**Qué hacer**
1. Según el texto, ¿en qué revista salió la entrevista de 1989?
2. Copia todo lo que va desde "Pero, en lugar" hasta "2017 y 2021." en el texto y reemplaza "Zappa" por "Frank Zappa".
3. Di si cada frase coincide con el texto, con sí o no, y cita las palabras del texto que lo deciden: (a) La entrevista fue en 1989. (b) El mayor deseo de los jóvenes al terminar la Secundaria era viajar. (c) Para Zappa, el dato de la encuesta mostraba el fracaso de la educación estadounidense.

**Texto**
::::::::::

Pero, en lugar de imaginar qué habría dicho Zappa sobre Donald Trump, revisemos qué opinaba acerca de este odioso personaje. En una entrevista de 1989 concedida a la revista High Times, el periodista y crítico de rock Elin Wilder le comenta al compositor una encuesta según la cual el mayor anhelo de los jóvenes norteamericanos al salir del High School (es decir, la Secundaria) era “hacer dinero” y que veían a Donald Trump como “su héroe”. A esto, Zappa comentó: “… ese dato es una muestra de lo que es la vida en Norteamérica. Es un buen indicador del fracaso de la educación estadounidense. Si Donald Trump es el ídolo de los adolescentes americanos y esos adolescentes no pueden leer, escribir, ni siquiera sumar ni restar ¿Qué podemos esperar de eso?” La respuesta la vivió y sufrió Estados Unidos entre 2017 y 2021.

::::::::::

[Filas de un conjunto de datos]
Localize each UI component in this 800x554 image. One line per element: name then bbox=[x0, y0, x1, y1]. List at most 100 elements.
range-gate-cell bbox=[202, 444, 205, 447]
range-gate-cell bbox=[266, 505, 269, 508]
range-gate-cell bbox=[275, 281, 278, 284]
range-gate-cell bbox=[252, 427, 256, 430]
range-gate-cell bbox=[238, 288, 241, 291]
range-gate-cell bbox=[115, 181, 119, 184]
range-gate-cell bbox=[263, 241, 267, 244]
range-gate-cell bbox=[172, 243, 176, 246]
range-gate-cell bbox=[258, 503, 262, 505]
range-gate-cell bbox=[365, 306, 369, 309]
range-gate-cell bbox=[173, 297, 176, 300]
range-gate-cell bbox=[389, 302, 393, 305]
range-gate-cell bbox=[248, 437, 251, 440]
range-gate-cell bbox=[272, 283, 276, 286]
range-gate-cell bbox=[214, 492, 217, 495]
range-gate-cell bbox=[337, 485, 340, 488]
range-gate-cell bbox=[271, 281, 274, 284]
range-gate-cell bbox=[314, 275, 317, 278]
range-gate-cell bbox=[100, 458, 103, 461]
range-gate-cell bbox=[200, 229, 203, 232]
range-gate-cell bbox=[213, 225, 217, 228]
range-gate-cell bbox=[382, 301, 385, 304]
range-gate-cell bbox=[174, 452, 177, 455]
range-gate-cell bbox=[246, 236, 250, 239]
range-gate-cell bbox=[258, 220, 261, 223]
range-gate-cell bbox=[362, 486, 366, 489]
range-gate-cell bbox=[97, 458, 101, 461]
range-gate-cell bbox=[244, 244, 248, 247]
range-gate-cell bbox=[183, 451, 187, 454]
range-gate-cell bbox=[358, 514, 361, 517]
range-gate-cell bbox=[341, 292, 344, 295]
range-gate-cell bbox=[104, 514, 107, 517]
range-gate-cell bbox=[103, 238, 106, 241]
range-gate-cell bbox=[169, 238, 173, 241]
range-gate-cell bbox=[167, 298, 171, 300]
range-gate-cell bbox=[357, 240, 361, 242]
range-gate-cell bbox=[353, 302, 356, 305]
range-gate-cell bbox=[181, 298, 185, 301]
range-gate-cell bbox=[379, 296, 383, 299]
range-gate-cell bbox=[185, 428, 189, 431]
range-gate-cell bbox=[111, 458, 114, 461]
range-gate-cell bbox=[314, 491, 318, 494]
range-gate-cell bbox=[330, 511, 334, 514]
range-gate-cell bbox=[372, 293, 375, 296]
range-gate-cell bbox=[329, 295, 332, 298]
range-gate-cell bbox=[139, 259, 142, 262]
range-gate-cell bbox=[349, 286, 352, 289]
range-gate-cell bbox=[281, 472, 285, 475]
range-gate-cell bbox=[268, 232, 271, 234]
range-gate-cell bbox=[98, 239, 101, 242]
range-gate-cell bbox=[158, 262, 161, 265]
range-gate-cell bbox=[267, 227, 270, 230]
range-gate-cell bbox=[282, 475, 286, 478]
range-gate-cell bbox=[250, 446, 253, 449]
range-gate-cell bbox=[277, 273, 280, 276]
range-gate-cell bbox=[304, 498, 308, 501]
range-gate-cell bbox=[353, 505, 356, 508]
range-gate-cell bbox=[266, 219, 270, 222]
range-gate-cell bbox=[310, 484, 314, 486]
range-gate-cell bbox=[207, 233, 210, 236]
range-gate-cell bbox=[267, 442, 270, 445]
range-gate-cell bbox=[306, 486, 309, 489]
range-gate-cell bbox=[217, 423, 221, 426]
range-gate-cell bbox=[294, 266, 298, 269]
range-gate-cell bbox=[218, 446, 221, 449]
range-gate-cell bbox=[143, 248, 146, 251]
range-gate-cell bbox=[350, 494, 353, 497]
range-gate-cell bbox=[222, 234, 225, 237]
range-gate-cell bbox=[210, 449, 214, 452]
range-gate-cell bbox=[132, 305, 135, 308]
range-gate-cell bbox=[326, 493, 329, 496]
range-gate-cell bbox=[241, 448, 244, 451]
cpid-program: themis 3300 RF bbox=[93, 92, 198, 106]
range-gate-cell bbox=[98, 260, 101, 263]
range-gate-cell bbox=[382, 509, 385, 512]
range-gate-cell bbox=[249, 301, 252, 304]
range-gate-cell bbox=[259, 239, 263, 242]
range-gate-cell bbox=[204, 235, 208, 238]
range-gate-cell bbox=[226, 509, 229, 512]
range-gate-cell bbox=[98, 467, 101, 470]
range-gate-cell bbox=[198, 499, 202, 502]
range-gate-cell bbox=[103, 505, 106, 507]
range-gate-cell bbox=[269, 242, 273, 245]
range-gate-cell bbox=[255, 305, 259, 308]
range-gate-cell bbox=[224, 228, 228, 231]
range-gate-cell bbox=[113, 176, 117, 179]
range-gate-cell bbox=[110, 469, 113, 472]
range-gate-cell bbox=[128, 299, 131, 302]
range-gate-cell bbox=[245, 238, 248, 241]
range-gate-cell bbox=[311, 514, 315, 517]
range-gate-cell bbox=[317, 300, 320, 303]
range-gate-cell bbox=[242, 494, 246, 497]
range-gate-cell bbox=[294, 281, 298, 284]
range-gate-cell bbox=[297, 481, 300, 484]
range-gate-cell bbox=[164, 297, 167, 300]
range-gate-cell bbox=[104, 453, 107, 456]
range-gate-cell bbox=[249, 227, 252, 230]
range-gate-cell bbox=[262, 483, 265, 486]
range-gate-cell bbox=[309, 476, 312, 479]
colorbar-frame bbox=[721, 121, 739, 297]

::::::::::

**Respuestas por punto**
1. En la revista High Times.

2.
Pero, en lugar de imaginar qué habría dicho Frank Zappa sobre Donald Trump, revisemos qué opinaba acerca de este odioso personaje. En una entrevista de 1989 concedida a la revista High Times, el periodista y crítico de rock Elin Wilder le comenta al compositor una encuesta según la cual el mayor anhelo de los jóvenes norteamericanos al salir del High School (es decir, la Secundaria) era “hacer dinero” y que veían a Donald Trump como “su héroe”. A esto, Frank Zappa comentó: “… ese dato es una muestra de lo que es la vida en Norteamérica. Es un buen indicador del fracaso de la educación estadounidense. Si Donald Trump es el ídolo de los adolescentes americanos y esos adolescentes no pueden leer, escribir, ni siquiera sumar ni restar ¿Qué podemos esperar de eso?” La respuesta la vivió y sufrió Estados Unidos entre 2017 y 2021.

3.
(a) Sí: «En una entrevista de 1989».
(b) No: «el mayor anhelo de los jóvenes norteamericanos al salir del High School (es decir, la Secundaria) era “hacer dinero”».
(c) Sí: «Es un buen indicador del fracaso de la educación estadounidense».